### Work to complete
Copy down every line where the string "JSON" shows up.
-- START Supplied records --
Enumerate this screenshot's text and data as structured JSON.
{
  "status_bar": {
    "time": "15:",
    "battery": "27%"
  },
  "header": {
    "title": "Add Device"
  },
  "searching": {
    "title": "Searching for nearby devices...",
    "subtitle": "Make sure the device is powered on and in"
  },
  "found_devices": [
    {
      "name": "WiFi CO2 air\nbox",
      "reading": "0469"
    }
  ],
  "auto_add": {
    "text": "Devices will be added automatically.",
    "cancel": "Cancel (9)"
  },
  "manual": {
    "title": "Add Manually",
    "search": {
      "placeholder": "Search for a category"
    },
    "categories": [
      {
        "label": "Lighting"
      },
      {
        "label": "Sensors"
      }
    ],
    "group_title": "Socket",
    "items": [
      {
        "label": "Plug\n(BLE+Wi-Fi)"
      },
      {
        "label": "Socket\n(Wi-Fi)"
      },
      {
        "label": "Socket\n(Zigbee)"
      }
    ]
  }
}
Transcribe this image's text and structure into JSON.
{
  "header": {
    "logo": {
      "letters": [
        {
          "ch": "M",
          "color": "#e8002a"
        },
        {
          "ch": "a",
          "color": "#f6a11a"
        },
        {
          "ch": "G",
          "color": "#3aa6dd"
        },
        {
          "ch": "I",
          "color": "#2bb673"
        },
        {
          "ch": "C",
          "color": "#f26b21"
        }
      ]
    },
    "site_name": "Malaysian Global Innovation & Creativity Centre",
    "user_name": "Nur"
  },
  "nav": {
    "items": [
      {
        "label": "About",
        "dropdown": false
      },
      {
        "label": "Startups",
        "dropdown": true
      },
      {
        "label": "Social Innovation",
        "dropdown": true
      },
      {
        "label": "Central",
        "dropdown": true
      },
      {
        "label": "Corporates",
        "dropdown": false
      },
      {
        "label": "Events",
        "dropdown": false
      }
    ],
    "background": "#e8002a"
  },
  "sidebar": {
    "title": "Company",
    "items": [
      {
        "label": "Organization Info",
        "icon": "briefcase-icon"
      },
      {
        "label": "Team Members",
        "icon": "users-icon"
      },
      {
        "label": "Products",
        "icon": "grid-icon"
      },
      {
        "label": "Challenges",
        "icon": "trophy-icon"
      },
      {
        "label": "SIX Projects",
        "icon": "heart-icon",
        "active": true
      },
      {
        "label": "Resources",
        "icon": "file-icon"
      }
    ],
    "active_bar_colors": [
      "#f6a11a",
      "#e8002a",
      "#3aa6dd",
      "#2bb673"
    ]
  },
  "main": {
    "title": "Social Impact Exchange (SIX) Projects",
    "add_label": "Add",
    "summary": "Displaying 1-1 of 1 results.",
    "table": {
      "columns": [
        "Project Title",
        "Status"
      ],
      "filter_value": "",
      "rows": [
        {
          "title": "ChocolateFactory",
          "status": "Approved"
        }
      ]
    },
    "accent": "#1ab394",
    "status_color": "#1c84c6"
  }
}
-- END Supplied records --
### Problem solution
Enumerate this screenshot's text and data as structured JSON.
Transcribe this image's text and structure into JSON.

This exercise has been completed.